# [What this task involves]
Take each line containing "διατάξεις" and report it exactly as written.

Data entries
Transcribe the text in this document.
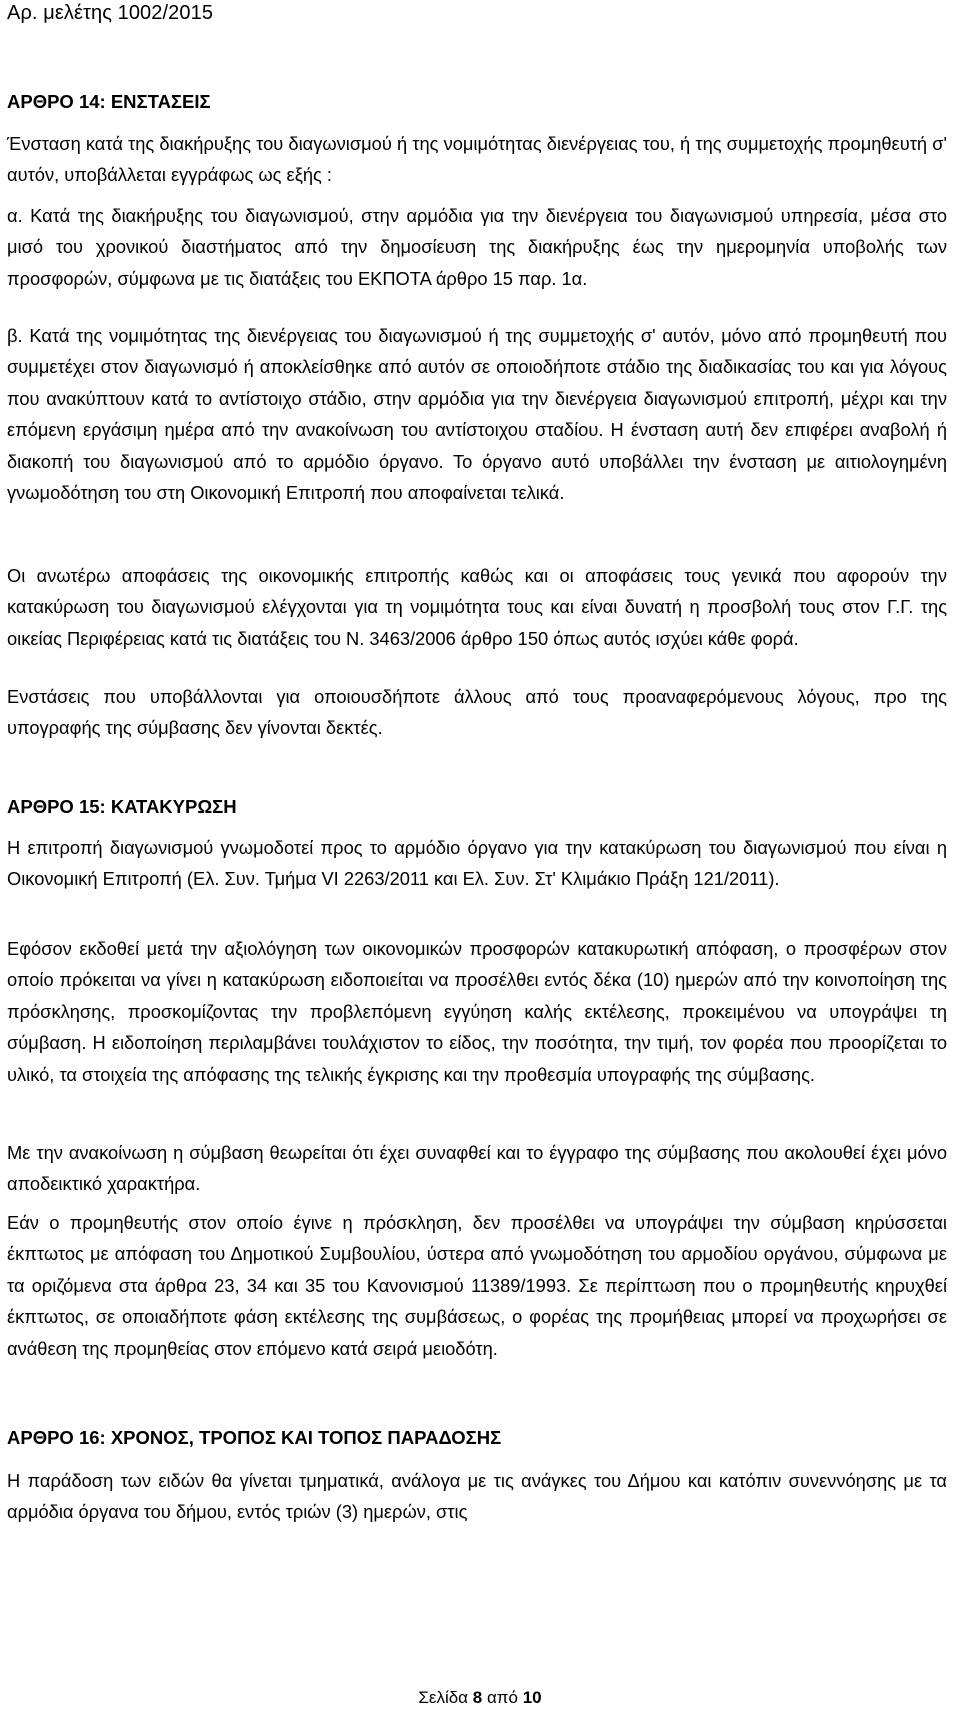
Αρ. μελέτης 1002/2015
ΑΡΘΡΟ 14: ΕΝΣΤΑΣΕΙΣ
Ένσταση κατά της διακήρυξης του διαγωνισμού ή της νομιμότητας διενέργειας του, ή της συμμετοχής προμηθευτή σ' αυτόν, υποβάλλεται εγγράφως ως εξής :
α. Κατά της διακήρυξης του διαγωνισμού, στην αρμόδια για την διενέργεια του διαγωνισμού υπηρεσία, μέσα στο μισό του χρονικού διαστήματος από την δημοσίευση της διακήρυξης έως την ημερομηνία υποβολής των προσφορών, σύμφωνα με τις διατάξεις του ΕΚΠΟΤΑ άρθρο 15 παρ. 1α.
β. Κατά της νομιμότητας της διενέργειας του διαγωνισμού ή της συμμετοχής σ' αυτόν, μόνο από προμηθευτή που συμμετέχει στον διαγωνισμό ή αποκλείσθηκε από αυτόν σε οποιοδήποτε στάδιο της διαδικασίας του και για λόγους που ανακύπτουν κατά το αντίστοιχο στάδιο, στην αρμόδια για την διενέργεια διαγωνισμού επιτροπή, μέχρι και την επόμενη εργάσιμη ημέρα από την ανακοίνωση του αντίστοιχου σταδίου. Η ένσταση αυτή δεν επιφέρει αναβολή ή διακοπή του διαγωνισμού από το αρμόδιο όργανο. Το όργανο αυτό υποβάλλει την ένσταση με αιτιολογημένη γνωμοδότηση του στη Οικονομική Επιτροπή που αποφαίνεται τελικά.
Οι ανωτέρω αποφάσεις της οικονομικής επιτροπής καθώς και οι αποφάσεις τους γενικά που αφορούν την κατακύρωση του διαγωνισμού ελέγχονται για τη νομιμότητα τους και είναι δυνατή η προσβολή τους στον Γ.Γ. της οικείας Περιφέρειας κατά τις διατάξεις του Ν. 3463/2006 άρθρο 150 όπως αυτός ισχύει κάθε φορά.
Ενστάσεις που υποβάλλονται για οποιουσδήποτε άλλους από τους προαναφερόμενους λόγους, προ της υπογραφής της σύμβασης δεν γίνονται δεκτές.
ΑΡΘΡΟ 15: ΚΑΤΑΚΥΡΩΣΗ
Η επιτροπή διαγωνισμού γνωμοδοτεί προς το αρμόδιο όργανο για την κατακύρωση του διαγωνισμού που είναι η Οικονομική Επιτροπή (Ελ. Συν. Τμήμα VI 2263/2011 και Ελ. Συν. Στ' Κλιμάκιο Πράξη 121/2011).
Εφόσον εκδοθεί μετά την αξιολόγηση των οικονομικών προσφορών κατακυρωτική απόφαση, ο προσφέρων στον οποίο πρόκειται να γίνει η κατακύρωση ειδοποιείται να προσέλθει εντός δέκα (10) ημερών από την κοινοποίηση της πρόσκλησης, προσκομίζοντας την προβλεπόμενη εγγύηση καλής εκτέλεσης, προκειμένου να υπογράψει τη σύμβαση. Η ειδοποίηση περιλαμβάνει τουλάχιστον το είδος, την ποσότητα, την τιμή, τον φορέα που προορίζεται το υλικό, τα στοιχεία της απόφασης της τελικής έγκρισης και την προθεσμία υπογραφής της σύμβασης.
Με την ανακοίνωση η σύμβαση θεωρείται ότι έχει συναφθεί και το έγγραφο της σύμβασης που ακολουθεί έχει μόνο αποδεικτικό χαρακτήρα.
Εάν ο προμηθευτής στον οποίο έγινε η πρόσκληση, δεν προσέλθει να υπογράψει την σύμβαση κηρύσσεται έκπτωτος με απόφαση του Δημοτικού Συμβουλίου, ύστερα από γνωμοδότηση του αρμοδίου οργάνου, σύμφωνα με τα οριζόμενα στα άρθρα 23, 34 και 35 του Κανονισμού 11389/1993. Σε περίπτωση που ο προμηθευτής κηρυχθεί έκπτωτος, σε οποιαδήποτε φάση εκτέλεσης της συμβάσεως, ο φορέας της προμήθειας μπορεί να προχωρήσει σε ανάθεση της προμηθείας στον επόμενο κατά σειρά μειοδότη.
ΑΡΘΡΟ 16: ΧΡΟΝΟΣ, ΤΡΟΠΟΣ ΚΑΙ ΤΟΠΟΣ ΠΑΡΑΔΟΣΗΣ
Η παράδοση των ειδών θα γίνεται τμηματικά, ανάλογα με τις ανάγκες του Δήμου και κατόπιν συνεννόησης με τα αρμόδια όργανα του δήμου, εντός τριών (3) ημερών, στις
Σελίδα 8 από 10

# [Right answer]
α. Κατά της διακήρυξης του διαγωνισμού, στην αρμόδια για την διενέργεια του διαγωνισμού υπηρεσία, μέσα στο μισό του χρονικού διαστήματος από την δημοσίευση της διακήρυξης έως την ημερομηνία υποβολής των προσφορών, σύμφωνα με τις διατάξεις του ΕΚΠΟΤΑ άρθρο 15 παρ. 1α.
Οι ανωτέρω αποφάσεις της οικονομικής επιτροπής καθώς και οι αποφάσεις τους γενικά που αφορούν την κατακύρωση του διαγωνισμού ελέγχονται για τη νομιμότητα τους και είναι δυνατή η προσβολή τους στον Γ.Γ. της οικείας Περιφέρειας κατά τις διατάξεις του Ν. 3463/2006 άρθρο 150 όπως αυτός ισχύει κάθε φορά.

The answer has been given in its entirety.